— Start Rows —

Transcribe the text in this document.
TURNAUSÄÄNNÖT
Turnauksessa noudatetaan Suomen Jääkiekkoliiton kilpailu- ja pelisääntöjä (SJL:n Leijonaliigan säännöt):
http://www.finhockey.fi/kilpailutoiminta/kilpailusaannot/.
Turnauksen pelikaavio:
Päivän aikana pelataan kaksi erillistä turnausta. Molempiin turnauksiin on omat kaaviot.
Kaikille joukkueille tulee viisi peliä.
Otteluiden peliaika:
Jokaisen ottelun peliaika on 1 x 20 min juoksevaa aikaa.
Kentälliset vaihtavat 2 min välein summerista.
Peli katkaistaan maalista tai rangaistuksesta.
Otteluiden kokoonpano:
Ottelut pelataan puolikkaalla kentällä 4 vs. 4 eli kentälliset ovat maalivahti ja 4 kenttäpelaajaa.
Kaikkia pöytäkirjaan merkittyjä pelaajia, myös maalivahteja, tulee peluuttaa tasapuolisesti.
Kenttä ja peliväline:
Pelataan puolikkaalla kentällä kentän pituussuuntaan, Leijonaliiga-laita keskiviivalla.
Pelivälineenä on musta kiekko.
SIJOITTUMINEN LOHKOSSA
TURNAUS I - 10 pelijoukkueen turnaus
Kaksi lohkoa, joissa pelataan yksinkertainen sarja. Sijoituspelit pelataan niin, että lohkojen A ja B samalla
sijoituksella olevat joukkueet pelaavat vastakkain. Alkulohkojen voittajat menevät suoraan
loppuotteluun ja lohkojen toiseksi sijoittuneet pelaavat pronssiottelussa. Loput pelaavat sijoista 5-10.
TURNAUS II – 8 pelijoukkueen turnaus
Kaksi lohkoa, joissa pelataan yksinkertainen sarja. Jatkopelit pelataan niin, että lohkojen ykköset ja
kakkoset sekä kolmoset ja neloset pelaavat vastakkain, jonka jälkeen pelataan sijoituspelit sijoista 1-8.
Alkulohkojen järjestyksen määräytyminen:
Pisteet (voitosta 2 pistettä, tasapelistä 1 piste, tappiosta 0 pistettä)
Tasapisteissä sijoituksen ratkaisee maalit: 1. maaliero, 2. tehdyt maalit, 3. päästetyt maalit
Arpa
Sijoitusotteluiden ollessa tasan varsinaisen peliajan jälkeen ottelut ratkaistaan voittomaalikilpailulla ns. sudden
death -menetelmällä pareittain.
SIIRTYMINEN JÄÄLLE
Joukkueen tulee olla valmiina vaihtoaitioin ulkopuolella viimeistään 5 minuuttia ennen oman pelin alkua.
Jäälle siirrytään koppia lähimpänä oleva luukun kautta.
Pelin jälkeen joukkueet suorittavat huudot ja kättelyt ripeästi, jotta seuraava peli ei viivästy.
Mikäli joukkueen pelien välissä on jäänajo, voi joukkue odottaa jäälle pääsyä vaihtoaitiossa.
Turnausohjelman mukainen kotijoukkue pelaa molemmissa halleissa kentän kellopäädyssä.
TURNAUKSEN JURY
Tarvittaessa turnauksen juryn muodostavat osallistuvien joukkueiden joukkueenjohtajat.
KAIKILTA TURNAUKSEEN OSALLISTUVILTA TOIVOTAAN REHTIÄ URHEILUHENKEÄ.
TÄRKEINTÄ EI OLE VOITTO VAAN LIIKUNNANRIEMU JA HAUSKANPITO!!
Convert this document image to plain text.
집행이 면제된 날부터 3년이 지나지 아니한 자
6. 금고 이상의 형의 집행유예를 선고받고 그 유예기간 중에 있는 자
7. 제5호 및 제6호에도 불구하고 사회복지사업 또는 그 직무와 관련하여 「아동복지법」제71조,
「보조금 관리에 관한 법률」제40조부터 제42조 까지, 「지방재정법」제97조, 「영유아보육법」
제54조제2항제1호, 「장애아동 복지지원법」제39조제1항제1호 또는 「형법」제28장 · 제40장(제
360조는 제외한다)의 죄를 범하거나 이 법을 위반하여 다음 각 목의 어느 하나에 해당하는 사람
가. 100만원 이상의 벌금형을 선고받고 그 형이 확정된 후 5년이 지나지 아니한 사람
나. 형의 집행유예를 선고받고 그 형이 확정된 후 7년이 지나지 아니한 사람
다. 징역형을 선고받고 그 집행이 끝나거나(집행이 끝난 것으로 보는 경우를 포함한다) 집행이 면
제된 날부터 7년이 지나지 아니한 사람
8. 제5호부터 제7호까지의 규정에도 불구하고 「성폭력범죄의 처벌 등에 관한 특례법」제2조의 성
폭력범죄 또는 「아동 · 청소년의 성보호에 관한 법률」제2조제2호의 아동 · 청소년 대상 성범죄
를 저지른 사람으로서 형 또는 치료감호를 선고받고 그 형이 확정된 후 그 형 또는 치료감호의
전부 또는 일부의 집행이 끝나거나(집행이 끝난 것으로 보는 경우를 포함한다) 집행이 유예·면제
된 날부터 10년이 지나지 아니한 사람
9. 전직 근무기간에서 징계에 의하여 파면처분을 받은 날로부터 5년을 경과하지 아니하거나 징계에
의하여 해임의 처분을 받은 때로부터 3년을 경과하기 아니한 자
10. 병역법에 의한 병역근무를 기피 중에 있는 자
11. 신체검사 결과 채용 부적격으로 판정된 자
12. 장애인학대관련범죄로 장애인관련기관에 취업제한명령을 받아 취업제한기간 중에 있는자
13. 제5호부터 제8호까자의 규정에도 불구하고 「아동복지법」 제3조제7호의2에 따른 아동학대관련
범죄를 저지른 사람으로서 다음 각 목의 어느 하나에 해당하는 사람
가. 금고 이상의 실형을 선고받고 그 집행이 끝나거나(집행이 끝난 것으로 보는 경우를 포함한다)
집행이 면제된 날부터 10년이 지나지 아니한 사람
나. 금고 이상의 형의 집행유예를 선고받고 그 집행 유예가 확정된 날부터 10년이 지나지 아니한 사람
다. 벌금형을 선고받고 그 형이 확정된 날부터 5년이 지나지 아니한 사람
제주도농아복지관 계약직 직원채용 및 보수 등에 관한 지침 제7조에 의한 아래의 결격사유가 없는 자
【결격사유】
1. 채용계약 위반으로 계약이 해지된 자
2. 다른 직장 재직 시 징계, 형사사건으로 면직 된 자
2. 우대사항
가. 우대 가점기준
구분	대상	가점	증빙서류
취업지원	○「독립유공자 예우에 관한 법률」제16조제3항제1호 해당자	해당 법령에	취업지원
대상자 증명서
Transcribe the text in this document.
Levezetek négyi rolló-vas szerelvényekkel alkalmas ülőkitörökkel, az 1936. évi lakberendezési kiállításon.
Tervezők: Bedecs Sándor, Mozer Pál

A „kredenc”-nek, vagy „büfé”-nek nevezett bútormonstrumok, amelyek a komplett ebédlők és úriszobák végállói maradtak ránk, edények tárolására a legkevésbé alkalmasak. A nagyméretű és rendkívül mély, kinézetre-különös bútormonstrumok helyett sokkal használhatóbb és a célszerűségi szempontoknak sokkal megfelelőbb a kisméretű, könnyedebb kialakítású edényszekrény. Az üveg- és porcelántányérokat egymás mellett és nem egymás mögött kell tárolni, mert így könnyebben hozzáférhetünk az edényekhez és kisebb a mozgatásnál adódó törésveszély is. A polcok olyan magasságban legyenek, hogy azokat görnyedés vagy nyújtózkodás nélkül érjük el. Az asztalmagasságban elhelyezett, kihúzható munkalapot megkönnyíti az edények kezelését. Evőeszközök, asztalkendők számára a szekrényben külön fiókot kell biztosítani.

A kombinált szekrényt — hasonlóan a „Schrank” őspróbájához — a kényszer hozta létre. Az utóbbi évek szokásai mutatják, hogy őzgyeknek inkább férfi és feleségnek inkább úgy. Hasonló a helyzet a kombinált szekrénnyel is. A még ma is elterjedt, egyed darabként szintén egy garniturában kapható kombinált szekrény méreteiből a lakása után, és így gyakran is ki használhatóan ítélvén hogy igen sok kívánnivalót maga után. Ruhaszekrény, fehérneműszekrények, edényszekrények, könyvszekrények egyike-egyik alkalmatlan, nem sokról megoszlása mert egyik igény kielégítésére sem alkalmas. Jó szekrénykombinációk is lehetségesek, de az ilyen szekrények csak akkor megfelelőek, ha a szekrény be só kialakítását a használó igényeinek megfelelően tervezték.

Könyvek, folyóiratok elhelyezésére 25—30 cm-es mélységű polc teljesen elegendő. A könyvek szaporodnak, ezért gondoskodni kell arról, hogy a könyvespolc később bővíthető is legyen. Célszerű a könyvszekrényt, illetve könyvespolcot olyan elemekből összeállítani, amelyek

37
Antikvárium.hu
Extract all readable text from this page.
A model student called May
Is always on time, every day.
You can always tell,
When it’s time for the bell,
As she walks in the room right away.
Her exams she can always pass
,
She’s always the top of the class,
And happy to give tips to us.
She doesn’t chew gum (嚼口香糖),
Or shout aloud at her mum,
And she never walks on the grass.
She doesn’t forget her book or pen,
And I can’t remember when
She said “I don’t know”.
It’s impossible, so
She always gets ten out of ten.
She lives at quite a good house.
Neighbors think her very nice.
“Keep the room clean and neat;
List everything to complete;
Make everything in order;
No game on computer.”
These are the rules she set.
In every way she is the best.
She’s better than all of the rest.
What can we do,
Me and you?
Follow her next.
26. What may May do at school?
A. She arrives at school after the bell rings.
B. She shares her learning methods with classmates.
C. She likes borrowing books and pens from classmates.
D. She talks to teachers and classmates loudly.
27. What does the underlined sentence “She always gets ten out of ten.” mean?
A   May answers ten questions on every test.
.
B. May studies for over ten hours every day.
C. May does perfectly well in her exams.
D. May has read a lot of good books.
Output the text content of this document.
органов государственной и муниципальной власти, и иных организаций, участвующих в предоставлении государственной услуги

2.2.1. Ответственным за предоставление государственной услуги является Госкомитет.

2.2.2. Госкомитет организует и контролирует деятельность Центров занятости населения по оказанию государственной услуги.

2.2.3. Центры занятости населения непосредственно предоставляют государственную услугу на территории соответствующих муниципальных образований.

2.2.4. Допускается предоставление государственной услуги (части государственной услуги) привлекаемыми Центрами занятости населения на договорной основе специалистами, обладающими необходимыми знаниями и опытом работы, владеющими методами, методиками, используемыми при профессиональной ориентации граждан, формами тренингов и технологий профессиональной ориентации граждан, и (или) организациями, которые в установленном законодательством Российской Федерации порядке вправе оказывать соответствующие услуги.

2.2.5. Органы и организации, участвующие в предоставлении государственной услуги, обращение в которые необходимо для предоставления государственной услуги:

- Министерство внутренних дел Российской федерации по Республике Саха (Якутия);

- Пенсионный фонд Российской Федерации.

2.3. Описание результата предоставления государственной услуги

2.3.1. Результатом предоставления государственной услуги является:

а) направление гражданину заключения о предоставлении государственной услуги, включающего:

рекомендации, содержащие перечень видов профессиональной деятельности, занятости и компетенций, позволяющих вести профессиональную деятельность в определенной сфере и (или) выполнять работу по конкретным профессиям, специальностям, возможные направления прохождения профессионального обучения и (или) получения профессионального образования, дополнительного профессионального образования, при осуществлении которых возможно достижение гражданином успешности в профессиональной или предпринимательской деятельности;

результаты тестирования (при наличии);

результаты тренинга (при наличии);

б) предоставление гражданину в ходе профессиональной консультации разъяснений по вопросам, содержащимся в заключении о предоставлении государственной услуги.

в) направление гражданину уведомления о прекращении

— End Rows —

Instructions for the task — Copy each line of the records that contains the word "kentällä".

Solution to the problem —
Ottelut pelataan puolikkaalla kentällä 4 vs. 4 eli kentälliset ovat maalivahti ja 4 kenttäpelaajaa.
Pelataan puolikkaalla kentällä kentän pituussuuntaan, Leijonaliiga-laita keskiviivalla.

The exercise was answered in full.